Records supplied:
........
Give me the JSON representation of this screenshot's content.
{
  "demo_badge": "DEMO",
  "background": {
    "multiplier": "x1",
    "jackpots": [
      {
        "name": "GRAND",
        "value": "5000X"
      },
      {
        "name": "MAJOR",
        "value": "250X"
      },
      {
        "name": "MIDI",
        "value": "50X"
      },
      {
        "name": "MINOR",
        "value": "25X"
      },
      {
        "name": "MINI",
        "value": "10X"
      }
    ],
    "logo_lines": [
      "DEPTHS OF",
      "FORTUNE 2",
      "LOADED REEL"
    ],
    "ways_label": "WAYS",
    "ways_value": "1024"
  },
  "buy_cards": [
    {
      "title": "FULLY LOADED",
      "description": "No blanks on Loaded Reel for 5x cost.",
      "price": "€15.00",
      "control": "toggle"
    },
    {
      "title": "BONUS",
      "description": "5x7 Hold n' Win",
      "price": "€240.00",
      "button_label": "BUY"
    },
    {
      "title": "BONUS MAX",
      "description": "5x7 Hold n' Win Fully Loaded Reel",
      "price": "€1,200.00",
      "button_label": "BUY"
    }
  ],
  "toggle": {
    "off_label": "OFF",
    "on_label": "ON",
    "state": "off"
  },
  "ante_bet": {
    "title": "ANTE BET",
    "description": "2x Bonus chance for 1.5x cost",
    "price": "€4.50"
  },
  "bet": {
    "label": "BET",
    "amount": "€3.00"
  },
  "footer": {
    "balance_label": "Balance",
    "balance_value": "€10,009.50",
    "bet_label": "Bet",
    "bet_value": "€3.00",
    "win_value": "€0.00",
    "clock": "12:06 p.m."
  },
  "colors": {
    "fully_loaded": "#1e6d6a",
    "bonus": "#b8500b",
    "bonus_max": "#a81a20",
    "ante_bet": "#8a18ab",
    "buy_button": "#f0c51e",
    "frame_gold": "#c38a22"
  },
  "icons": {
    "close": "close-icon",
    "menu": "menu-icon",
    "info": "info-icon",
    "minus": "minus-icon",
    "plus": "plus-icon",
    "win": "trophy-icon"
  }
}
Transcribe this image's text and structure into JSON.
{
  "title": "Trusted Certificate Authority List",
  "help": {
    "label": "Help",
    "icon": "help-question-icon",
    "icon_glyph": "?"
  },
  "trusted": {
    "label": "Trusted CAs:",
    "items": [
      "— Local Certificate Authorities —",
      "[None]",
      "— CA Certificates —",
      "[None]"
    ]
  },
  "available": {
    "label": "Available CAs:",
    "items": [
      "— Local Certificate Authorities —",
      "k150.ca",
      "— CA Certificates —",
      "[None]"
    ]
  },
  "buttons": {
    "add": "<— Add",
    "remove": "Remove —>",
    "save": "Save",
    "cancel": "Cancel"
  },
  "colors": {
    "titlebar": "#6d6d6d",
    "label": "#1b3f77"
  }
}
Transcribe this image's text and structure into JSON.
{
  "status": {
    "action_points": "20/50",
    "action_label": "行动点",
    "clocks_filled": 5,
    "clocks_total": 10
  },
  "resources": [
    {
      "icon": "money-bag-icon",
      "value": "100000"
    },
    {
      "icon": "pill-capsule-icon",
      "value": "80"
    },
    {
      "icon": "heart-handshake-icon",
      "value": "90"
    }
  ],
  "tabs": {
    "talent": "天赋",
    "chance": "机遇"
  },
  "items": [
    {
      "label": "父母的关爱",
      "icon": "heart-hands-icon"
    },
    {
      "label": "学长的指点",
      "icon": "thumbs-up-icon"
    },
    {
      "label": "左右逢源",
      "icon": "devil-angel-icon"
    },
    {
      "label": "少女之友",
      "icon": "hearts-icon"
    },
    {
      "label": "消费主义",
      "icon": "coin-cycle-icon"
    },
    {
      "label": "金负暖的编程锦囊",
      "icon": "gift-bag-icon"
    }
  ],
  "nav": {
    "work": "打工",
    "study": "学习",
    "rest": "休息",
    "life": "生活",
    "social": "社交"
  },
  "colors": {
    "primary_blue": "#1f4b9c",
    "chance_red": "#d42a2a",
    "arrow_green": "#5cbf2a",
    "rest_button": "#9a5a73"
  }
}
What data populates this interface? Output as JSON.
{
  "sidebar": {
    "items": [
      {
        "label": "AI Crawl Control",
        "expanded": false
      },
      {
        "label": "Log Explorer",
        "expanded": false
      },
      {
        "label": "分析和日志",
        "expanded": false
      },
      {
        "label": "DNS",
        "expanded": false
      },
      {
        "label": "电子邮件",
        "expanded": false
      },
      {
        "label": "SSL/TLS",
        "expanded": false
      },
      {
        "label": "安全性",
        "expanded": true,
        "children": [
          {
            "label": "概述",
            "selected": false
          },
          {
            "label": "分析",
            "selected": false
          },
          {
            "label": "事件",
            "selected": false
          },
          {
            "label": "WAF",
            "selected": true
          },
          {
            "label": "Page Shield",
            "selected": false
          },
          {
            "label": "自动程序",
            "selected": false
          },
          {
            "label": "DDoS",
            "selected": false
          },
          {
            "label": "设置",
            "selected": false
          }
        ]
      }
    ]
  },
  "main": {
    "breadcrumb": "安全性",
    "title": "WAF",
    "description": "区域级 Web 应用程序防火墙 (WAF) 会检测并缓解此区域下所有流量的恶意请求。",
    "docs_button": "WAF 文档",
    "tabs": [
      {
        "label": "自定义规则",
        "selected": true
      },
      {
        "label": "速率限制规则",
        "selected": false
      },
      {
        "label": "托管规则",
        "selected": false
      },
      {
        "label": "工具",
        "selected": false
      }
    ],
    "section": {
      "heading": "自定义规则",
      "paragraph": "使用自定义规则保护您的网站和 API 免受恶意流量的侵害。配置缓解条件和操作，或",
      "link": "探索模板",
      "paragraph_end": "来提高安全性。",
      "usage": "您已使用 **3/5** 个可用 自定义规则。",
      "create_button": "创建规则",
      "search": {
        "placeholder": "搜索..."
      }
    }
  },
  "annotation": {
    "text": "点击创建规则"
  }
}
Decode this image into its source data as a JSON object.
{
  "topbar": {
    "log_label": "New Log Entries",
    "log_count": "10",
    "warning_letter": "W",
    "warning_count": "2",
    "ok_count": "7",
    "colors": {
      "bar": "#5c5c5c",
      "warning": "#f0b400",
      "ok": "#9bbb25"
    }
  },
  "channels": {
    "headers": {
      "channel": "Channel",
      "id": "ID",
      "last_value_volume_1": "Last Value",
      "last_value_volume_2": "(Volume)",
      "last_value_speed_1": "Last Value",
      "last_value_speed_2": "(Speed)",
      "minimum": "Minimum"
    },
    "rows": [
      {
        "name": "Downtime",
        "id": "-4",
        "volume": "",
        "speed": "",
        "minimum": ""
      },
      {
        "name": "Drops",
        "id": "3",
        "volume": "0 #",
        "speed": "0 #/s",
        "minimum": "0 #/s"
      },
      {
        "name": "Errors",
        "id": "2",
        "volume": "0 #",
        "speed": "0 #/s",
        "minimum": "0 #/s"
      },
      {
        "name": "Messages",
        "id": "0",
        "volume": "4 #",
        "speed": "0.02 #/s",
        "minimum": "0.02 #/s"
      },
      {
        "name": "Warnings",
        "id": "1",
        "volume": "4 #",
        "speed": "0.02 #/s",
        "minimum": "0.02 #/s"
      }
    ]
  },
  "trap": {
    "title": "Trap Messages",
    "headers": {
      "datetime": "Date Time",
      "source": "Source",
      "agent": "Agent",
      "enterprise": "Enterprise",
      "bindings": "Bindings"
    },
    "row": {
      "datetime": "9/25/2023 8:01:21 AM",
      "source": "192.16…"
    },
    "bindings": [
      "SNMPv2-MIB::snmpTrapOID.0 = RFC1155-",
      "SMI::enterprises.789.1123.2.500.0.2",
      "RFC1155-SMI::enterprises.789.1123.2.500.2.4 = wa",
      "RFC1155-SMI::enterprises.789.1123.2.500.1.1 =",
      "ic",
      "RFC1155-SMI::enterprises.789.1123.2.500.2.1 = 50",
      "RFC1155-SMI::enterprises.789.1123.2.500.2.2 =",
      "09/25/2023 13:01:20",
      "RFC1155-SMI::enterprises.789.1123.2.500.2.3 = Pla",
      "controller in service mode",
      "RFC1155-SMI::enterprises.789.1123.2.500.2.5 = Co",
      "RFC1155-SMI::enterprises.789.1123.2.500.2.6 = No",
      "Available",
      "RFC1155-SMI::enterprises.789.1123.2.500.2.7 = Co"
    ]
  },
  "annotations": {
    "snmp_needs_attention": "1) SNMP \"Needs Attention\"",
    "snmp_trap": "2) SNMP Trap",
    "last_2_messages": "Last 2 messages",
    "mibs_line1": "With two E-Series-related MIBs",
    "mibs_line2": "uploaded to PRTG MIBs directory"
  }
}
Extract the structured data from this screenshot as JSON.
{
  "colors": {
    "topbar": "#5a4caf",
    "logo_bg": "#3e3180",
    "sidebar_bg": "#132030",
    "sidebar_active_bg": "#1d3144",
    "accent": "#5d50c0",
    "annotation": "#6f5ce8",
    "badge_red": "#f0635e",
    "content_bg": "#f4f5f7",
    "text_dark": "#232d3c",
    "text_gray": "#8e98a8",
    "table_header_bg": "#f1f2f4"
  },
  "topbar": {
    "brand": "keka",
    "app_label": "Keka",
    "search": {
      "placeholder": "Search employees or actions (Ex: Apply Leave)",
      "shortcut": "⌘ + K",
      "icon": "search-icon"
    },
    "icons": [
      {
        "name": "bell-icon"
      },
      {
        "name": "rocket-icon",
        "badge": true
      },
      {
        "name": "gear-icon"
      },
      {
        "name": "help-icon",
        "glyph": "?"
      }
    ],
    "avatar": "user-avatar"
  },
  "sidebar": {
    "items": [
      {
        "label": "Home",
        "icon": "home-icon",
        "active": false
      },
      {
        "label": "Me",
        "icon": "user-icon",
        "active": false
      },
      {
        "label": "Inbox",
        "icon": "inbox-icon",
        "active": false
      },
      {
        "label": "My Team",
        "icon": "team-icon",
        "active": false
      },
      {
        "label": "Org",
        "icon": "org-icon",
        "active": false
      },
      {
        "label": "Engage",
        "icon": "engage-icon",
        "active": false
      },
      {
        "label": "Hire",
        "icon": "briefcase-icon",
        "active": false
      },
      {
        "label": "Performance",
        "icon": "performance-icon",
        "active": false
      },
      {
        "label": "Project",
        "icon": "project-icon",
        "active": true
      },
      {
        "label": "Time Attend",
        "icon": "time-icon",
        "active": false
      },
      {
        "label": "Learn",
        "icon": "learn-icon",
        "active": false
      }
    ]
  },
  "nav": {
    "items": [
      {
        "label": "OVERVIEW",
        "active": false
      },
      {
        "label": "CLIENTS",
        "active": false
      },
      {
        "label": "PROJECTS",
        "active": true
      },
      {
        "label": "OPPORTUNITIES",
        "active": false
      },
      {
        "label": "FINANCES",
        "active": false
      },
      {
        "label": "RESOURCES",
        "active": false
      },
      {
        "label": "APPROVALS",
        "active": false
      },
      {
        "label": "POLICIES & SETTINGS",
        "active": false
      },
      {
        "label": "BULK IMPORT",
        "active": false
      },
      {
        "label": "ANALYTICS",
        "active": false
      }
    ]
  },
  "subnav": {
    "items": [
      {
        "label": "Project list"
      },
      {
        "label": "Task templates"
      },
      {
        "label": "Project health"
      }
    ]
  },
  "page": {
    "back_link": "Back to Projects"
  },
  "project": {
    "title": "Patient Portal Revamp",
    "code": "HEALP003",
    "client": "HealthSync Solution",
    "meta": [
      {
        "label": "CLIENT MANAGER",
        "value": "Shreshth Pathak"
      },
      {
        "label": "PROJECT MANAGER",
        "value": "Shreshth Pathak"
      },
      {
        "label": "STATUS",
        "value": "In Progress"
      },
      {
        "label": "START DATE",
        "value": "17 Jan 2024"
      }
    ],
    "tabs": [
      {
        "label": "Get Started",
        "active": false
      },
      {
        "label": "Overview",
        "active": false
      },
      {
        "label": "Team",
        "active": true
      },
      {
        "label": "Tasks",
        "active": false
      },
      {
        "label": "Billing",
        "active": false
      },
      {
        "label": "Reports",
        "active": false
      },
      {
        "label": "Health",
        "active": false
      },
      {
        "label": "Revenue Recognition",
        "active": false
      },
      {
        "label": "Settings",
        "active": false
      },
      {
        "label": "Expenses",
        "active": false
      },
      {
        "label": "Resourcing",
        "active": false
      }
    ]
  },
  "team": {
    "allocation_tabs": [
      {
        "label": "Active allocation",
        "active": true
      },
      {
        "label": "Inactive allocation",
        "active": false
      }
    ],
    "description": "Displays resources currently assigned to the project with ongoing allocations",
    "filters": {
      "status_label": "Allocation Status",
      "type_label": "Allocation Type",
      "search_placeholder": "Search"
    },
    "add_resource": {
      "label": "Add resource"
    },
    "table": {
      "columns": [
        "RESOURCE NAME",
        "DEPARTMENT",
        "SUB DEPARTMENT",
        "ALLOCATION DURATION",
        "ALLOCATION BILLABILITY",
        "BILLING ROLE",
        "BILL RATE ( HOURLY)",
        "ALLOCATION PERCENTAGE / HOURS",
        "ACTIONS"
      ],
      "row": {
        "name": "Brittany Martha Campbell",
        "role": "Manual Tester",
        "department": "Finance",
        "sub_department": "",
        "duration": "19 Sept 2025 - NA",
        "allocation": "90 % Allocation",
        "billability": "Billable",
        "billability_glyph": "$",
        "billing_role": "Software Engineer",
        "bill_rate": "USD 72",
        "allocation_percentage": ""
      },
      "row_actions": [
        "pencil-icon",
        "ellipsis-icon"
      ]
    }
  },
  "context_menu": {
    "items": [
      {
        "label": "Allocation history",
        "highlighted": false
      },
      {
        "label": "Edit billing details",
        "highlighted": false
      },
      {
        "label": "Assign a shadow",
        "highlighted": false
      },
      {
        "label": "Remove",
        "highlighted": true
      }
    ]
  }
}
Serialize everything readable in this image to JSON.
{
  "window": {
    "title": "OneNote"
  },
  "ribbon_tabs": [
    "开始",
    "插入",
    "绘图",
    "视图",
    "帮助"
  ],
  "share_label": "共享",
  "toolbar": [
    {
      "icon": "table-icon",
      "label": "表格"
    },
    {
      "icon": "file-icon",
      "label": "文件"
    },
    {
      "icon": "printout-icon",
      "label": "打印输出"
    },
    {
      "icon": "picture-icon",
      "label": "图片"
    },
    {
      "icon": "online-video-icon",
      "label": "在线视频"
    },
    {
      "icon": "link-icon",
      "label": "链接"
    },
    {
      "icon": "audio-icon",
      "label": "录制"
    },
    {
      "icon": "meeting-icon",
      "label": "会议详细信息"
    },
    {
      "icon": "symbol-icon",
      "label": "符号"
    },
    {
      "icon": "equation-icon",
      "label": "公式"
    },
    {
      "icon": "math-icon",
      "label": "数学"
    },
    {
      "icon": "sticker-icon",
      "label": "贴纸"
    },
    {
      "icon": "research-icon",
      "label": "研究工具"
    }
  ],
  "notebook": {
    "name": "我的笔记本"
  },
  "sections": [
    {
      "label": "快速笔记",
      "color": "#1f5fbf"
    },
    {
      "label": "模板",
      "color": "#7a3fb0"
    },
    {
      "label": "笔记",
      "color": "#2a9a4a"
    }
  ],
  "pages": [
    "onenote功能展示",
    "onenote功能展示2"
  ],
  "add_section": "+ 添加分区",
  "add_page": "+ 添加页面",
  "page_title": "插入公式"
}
........
Goal: Each line that has the word "description" counts once. How many such lines are in the data? Give the number alone.

Written solution: 6